Work instructions = Copy out every line of the material below word for word, without changing anything.

Supplied data =
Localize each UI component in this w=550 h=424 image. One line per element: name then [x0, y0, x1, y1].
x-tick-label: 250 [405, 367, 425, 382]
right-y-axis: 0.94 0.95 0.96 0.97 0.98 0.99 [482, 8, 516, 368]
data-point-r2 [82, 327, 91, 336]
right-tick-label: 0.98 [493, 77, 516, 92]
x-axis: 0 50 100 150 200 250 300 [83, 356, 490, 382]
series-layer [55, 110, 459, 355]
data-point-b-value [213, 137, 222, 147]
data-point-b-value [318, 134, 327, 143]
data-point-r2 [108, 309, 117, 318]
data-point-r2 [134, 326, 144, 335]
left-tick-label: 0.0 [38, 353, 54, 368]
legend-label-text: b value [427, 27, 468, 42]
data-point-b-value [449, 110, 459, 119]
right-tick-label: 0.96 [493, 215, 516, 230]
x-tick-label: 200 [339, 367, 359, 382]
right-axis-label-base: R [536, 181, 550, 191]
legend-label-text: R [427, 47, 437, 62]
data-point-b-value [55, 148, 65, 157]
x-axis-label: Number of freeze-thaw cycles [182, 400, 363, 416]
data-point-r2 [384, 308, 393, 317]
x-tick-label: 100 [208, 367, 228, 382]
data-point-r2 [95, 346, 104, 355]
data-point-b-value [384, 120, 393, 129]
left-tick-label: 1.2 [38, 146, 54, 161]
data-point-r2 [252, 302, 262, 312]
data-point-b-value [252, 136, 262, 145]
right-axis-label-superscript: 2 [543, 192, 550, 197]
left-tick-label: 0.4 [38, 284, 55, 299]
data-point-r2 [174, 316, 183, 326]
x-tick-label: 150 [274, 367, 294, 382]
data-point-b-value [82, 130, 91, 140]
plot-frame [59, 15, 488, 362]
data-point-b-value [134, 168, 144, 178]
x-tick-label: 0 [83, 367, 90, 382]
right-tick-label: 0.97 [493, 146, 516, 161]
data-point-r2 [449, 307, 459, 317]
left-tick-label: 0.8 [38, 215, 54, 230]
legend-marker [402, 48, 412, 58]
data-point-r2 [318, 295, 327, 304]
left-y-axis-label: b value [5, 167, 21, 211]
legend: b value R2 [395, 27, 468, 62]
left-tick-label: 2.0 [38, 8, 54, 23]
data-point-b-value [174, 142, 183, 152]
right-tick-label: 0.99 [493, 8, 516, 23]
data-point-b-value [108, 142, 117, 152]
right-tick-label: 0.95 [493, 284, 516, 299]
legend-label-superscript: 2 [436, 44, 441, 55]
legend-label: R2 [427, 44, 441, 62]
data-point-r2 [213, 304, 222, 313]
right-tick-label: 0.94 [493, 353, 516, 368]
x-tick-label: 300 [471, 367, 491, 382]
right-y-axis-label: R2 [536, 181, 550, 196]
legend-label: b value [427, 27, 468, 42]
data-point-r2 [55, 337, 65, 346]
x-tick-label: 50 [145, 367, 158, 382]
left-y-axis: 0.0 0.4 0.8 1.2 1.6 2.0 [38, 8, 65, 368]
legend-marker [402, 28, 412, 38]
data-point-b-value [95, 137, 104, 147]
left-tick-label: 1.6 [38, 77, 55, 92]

Solved exercise =
Localize each UI component in this w=550 h=424 image. One line per element: name then [x0, y0, x1, y1].
x-tick-label: 250 [405, 367, 425, 382]
right-y-axis: 0.94 0.95 0.96 0.97 0.98 0.99 [482, 8, 516, 368]
data-point-r2 [82, 327, 91, 336]
right-tick-label: 0.98 [493, 77, 516, 92]
x-axis: 0 50 100 150 200 250 300 [83, 356, 490, 382]
series-layer [55, 110, 459, 355]
data-point-b-value [213, 137, 222, 147]
data-point-b-value [318, 134, 327, 143]
data-point-r2 [108, 309, 117, 318]
data-point-r2 [134, 326, 144, 335]
left-tick-label: 0.0 [38, 353, 54, 368]
legend-label-text: b value [427, 27, 468, 42]
data-point-b-value [449, 110, 459, 119]
right-tick-label: 0.96 [493, 215, 516, 230]
x-tick-label: 200 [339, 367, 359, 382]
right-axis-label-base: R [536, 181, 550, 191]
legend-label-text: R [427, 47, 437, 62]
data-point-b-value [55, 148, 65, 157]
x-axis-label: Number of freeze-thaw cycles [182, 400, 363, 416]
data-point-r2 [384, 308, 393, 317]
x-tick-label: 100 [208, 367, 228, 382]
data-point-r2 [95, 346, 104, 355]
data-point-b-value [384, 120, 393, 129]
left-tick-label: 1.2 [38, 146, 54, 161]
data-point-r2 [252, 302, 262, 312]
data-point-b-value [252, 136, 262, 145]
right-axis-label-superscript: 2 [543, 192, 550, 197]
left-tick-label: 0.4 [38, 284, 55, 299]
data-point-r2 [174, 316, 183, 326]
x-tick-label: 150 [274, 367, 294, 382]
data-point-b-value [82, 130, 91, 140]
plot-frame [59, 15, 488, 362]
data-point-b-value [134, 168, 144, 178]
x-tick-label: 0 [83, 367, 90, 382]
right-tick-label: 0.97 [493, 146, 516, 161]
data-point-r2 [449, 307, 459, 317]
left-tick-label: 0.8 [38, 215, 54, 230]
legend-marker [402, 48, 412, 58]
data-point-r2 [318, 295, 327, 304]
left-y-axis-label: b value [5, 167, 21, 211]
legend: b value R2 [395, 27, 468, 62]
left-tick-label: 2.0 [38, 8, 54, 23]
data-point-b-value [174, 142, 183, 152]
right-tick-label: 0.99 [493, 8, 516, 23]
data-point-b-value [108, 142, 117, 152]
right-tick-label: 0.95 [493, 284, 516, 299]
legend-label-superscript: 2 [436, 44, 441, 55]
legend-label: R2 [427, 44, 441, 62]
data-point-r2 [213, 304, 222, 313]
right-tick-label: 0.94 [493, 353, 516, 368]
x-tick-label: 300 [471, 367, 491, 382]
right-y-axis-label: R2 [536, 181, 550, 196]
legend-label: b value [427, 27, 468, 42]
data-point-r2 [55, 337, 65, 346]
x-tick-label: 50 [145, 367, 158, 382]
left-y-axis: 0.0 0.4 0.8 1.2 1.6 2.0 [38, 8, 65, 368]
legend-marker [402, 28, 412, 38]
data-point-b-value [95, 137, 104, 147]
left-tick-label: 1.6 [38, 77, 55, 92]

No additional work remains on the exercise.